'''

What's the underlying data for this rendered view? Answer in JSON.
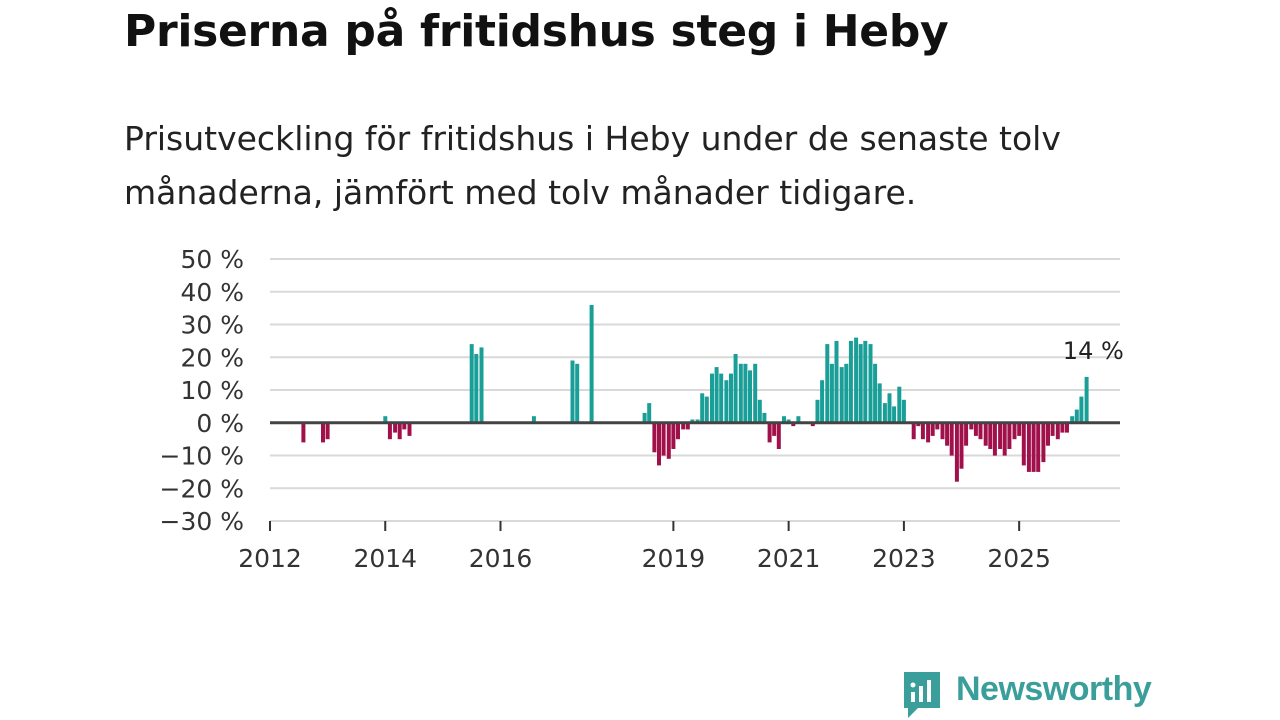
{
  "title": "Priserna på fritidshus steg i Heby",
  "subtitle": "Prisutveckling för fritidshus i Heby under de senaste tolv månaderna, jämfört med tolv månader tidigare.",
  "brand": {
    "name": "Newsworthy",
    "icon": "bar-chart-speech-bubble-icon"
  },
  "colors": {
    "positive": "#1a9e98",
    "negative": "#a0104a",
    "grid": "#d9d9d9",
    "zero": "#444444",
    "brand": "#3a9e9a"
  },
  "chart_data": {
    "type": "bar",
    "title": "Priserna på fritidshus steg i Heby",
    "ylabel": "",
    "xlabel": "",
    "ylim": [
      -30,
      50
    ],
    "yticks": [
      50,
      40,
      30,
      20,
      10,
      0,
      -10,
      -20,
      -30
    ],
    "ytick_labels": [
      "50 %",
      "40 %",
      "30 %",
      "20 %",
      "10 %",
      "0 %",
      "−10 %",
      "−20 %",
      "−30 %"
    ],
    "xlim": [
      2012.0,
      2026.75
    ],
    "xticks": [
      2012,
      2014,
      2016,
      2019,
      2021,
      2023,
      2025
    ],
    "xtick_labels": [
      "2012",
      "2014",
      "2016",
      "2019",
      "2021",
      "2023",
      "2025"
    ],
    "annotation": {
      "text": "14 %",
      "x": 2026.33,
      "value": 14
    },
    "series": [
      {
        "name": "Prisutveckling",
        "points": [
          [
            2012.58,
            -6
          ],
          [
            2012.92,
            -6
          ],
          [
            2013.0,
            -5
          ],
          [
            2014.0,
            2
          ],
          [
            2014.08,
            -5
          ],
          [
            2014.17,
            -3
          ],
          [
            2014.25,
            -5
          ],
          [
            2014.33,
            -2
          ],
          [
            2014.42,
            -4
          ],
          [
            2015.5,
            24
          ],
          [
            2015.58,
            21
          ],
          [
            2015.67,
            23
          ],
          [
            2016.58,
            2
          ],
          [
            2017.25,
            19
          ],
          [
            2017.33,
            18
          ],
          [
            2017.58,
            36
          ],
          [
            2018.5,
            3
          ],
          [
            2018.58,
            6
          ],
          [
            2018.67,
            -9
          ],
          [
            2018.75,
            -13
          ],
          [
            2018.83,
            -10
          ],
          [
            2018.92,
            -11
          ],
          [
            2019.0,
            -8
          ],
          [
            2019.08,
            -5
          ],
          [
            2019.17,
            -2
          ],
          [
            2019.25,
            -2
          ],
          [
            2019.33,
            1
          ],
          [
            2019.42,
            1
          ],
          [
            2019.5,
            9
          ],
          [
            2019.58,
            8
          ],
          [
            2019.67,
            15
          ],
          [
            2019.75,
            17
          ],
          [
            2019.83,
            15
          ],
          [
            2019.92,
            13
          ],
          [
            2020.0,
            15
          ],
          [
            2020.08,
            21
          ],
          [
            2020.17,
            18
          ],
          [
            2020.25,
            18
          ],
          [
            2020.33,
            16
          ],
          [
            2020.42,
            18
          ],
          [
            2020.5,
            7
          ],
          [
            2020.58,
            3
          ],
          [
            2020.67,
            -6
          ],
          [
            2020.75,
            -4
          ],
          [
            2020.83,
            -8
          ],
          [
            2020.92,
            2
          ],
          [
            2021.0,
            1
          ],
          [
            2021.08,
            -1
          ],
          [
            2021.17,
            2
          ],
          [
            2021.42,
            -1
          ],
          [
            2021.5,
            7
          ],
          [
            2021.58,
            13
          ],
          [
            2021.67,
            24
          ],
          [
            2021.75,
            18
          ],
          [
            2021.83,
            25
          ],
          [
            2021.92,
            17
          ],
          [
            2022.0,
            18
          ],
          [
            2022.08,
            25
          ],
          [
            2022.17,
            26
          ],
          [
            2022.25,
            24
          ],
          [
            2022.33,
            25
          ],
          [
            2022.42,
            24
          ],
          [
            2022.5,
            18
          ],
          [
            2022.58,
            12
          ],
          [
            2022.67,
            6
          ],
          [
            2022.75,
            9
          ],
          [
            2022.83,
            5
          ],
          [
            2022.92,
            11
          ],
          [
            2023.0,
            7
          ],
          [
            2023.17,
            -5
          ],
          [
            2023.25,
            -1
          ],
          [
            2023.33,
            -5
          ],
          [
            2023.42,
            -6
          ],
          [
            2023.5,
            -4
          ],
          [
            2023.58,
            -2
          ],
          [
            2023.67,
            -5
          ],
          [
            2023.75,
            -7
          ],
          [
            2023.83,
            -10
          ],
          [
            2023.92,
            -18
          ],
          [
            2024.0,
            -14
          ],
          [
            2024.08,
            -7
          ],
          [
            2024.17,
            -2
          ],
          [
            2024.25,
            -4
          ],
          [
            2024.33,
            -5
          ],
          [
            2024.42,
            -7
          ],
          [
            2024.5,
            -8
          ],
          [
            2024.58,
            -10
          ],
          [
            2024.67,
            -8
          ],
          [
            2024.75,
            -10
          ],
          [
            2024.83,
            -8
          ],
          [
            2024.92,
            -5
          ],
          [
            2025.0,
            -4
          ],
          [
            2025.08,
            -13
          ],
          [
            2025.17,
            -15
          ],
          [
            2025.25,
            -15
          ],
          [
            2025.33,
            -15
          ],
          [
            2025.42,
            -12
          ],
          [
            2025.5,
            -7
          ],
          [
            2025.58,
            -4
          ],
          [
            2025.67,
            -5
          ],
          [
            2025.75,
            -3
          ],
          [
            2025.83,
            -3
          ],
          [
            2025.92,
            2
          ],
          [
            2026.0,
            4
          ],
          [
            2026.08,
            8
          ],
          [
            2026.17,
            14
          ]
        ]
      }
    ]
  }
}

'''

**Exercise**
Copy the listing word for word, excluding its pictures.

**Task solution**
What's the underlying data for this rendered view? Answer in JSON.
{
  "title": "Priserna på fritidshus steg i Heby",
  "subtitle": "Prisutveckling för fritidshus i Heby under de senaste tolv månaderna, jämfört med tolv månader tidigare.",
  "brand": {
    "name": "Newsworthy",
    "icon": "bar-chart-speech-bubble-icon"
  },
  "colors": {
    "positive": "#1a9e98",
    "negative": "#a0104a",
    "grid": "#d9d9d9",
    "zero": "#444444",
    "brand": "#3a9e9a"
  },
  "chart_data": {
    "type": "bar",
    "title": "Priserna på fritidshus steg i Heby",
    "ylabel": "",
    "xlabel": "",
    "ylim": [
      -30,
      50
    ],
    "yticks": [
      50,
      40,
      30,
      20,
      10,
      0,
      -10,
      -20,
      -30
    ],
    "ytick_labels": [
      "50 %",
      "40 %",
      "30 %",
      "20 %",
      "10 %",
      "0 %",
      "−10 %",
      "−20 %",
      "−30 %"
    ],
    "xlim": [
      2012.0,
      2026.75
    ],
    "xticks": [
      2012,
      2014,
      2016,
      2019,
      2021,
      2023,
      2025
    ],
    "xtick_labels": [
      "2012",
      "2014",
      "2016",
      "2019",
      "2021",
      "2023",
      "2025"
    ],
    "annotation": {
      "text": "14 %",
      "x": 2026.33,
      "value": 14
    },
    "series": [
      {
        "name": "Prisutveckling",
        "points": [
          [
            2012.58,
            -6
          ],
          [
            2012.92,
            -6
          ],
          [
            2013.0,
            -5
          ],
          [
            2014.0,
            2
          ],
          [
            2014.08,
            -5
          ],
          [
            2014.17,
            -3
          ],
          [
            2014.25,
            -5
          ],
          [
            2014.33,
            -2
          ],
          [
            2014.42,
            -4
          ],
          [
            2015.5,
            24
          ],
          [
            2015.58,
            21
          ],
          [
            2015.67,
            23
          ],
          [
            2016.58,
            2
          ],
          [
            2017.25,
            19
          ],
          [
            2017.33,
            18
          ],
          [
            2017.58,
            36
          ],
          [
            2018.5,
            3
          ],
          [
            2018.58,
            6
          ],
          [
            2018.67,
            -9
          ],
          [
            2018.75,
            -13
          ],
          [
            2018.83,
            -10
          ],
          [
            2018.92,
            -11
          ],
          [
            2019.0,
            -8
          ],
          [
            2019.08,
            -5
          ],
          [
            2019.17,
            -2
          ],
          [
            2019.25,
            -2
          ],
          [
            2019.33,
            1
          ],
          [
            2019.42,
            1
          ],
          [
            2019.5,
            9
          ],
          [
            2019.58,
            8
          ],
          [
            2019.67,
            15
          ],
          [
            2019.75,
            17
          ],
          [
            2019.83,
            15
          ],
          [
            2019.92,
            13
          ],
          [
            2020.0,
            15
          ],
          [
            2020.08,
            21
          ],
          [
            2020.17,
            18
          ],
          [
            2020.25,
            18
          ],
          [
            2020.33,
            16
          ],
          [
            2020.42,
            18
          ],
          [
            2020.5,
            7
          ],
          [
            2020.58,
            3
          ],
          [
            2020.67,
            -6
          ],
          [
            2020.75,
            -4
          ],
          [
            2020.83,
            -8
          ],
          [
            2020.92,
            2
          ],
          [
            2021.0,
            1
          ],
          [
            2021.08,
            -1
          ],
          [
            2021.17,
            2
          ],
          [
            2021.42,
            -1
          ],
          [
            2021.5,
            7
          ],
          [
            2021.58,
            13
          ],
          [
            2021.67,
            24
          ],
          [
            2021.75,
            18
          ],
          [
            2021.83,
            25
          ],
          [
            2021.92,
            17
          ],
          [
            2022.0,
            18
          ],
          [
            2022.08,
            25
          ],
          [
            2022.17,
            26
          ],
          [
            2022.25,
            24
          ],
          [
            2022.33,
            25
          ],
          [
            2022.42,
            24
          ],
          [
            2022.5,
            18
          ],
          [
            2022.58,
            12
          ],
          [
            2022.67,
            6
          ],
          [
            2022.75,
            9
          ],
          [
            2022.83,
            5
          ],
          [
            2022.92,
            11
          ],
          [
            2023.0,
            7
          ],
          [
            2023.17,
            -5
          ],
          [
            2023.25,
            -1
          ],
          [
            2023.33,
            -5
          ],
          [
            2023.42,
            -6
          ],
          [
            2023.5,
            -4
          ],
          [
            2023.58,
            -2
          ],
          [
            2023.67,
            -5
          ],
          [
            2023.75,
            -7
          ],
          [
            2023.83,
            -10
          ],
          [
            2023.92,
            -18
          ],
          [
            2024.0,
            -14
          ],
          [
            2024.08,
            -7
          ],
          [
            2024.17,
            -2
          ],
          [
            2024.25,
            -4
          ],
          [
            2024.33,
            -5
          ],
          [
            2024.42,
            -7
          ],
          [
            2024.5,
            -8
          ],
          [
            2024.58,
            -10
          ],
          [
            2024.67,
            -8
          ],
          [
            2024.75,
            -10
          ],
          [
            2024.83,
            -8
          ],
          [
            2024.92,
            -5
          ],
          [
            2025.0,
            -4
          ],
          [
            2025.08,
            -13
          ],
          [
            2025.17,
            -15
          ],
          [
            2025.25,
            -15
          ],
          [
            2025.33,
            -15
          ],
          [
            2025.42,
            -12
          ],
          [
            2025.5,
            -7
          ],
          [
            2025.58,
            -4
          ],
          [
            2025.67,
            -5
          ],
          [
            2025.75,
            -3
          ],
          [
            2025.83,
            -3
          ],
          [
            2025.92,
            2
          ],
          [
            2026.0,
            4
          ],
          [
            2026.08,
            8
          ],
          [
            2026.17,
            14
          ]
        ]
      }
    ]
  }
}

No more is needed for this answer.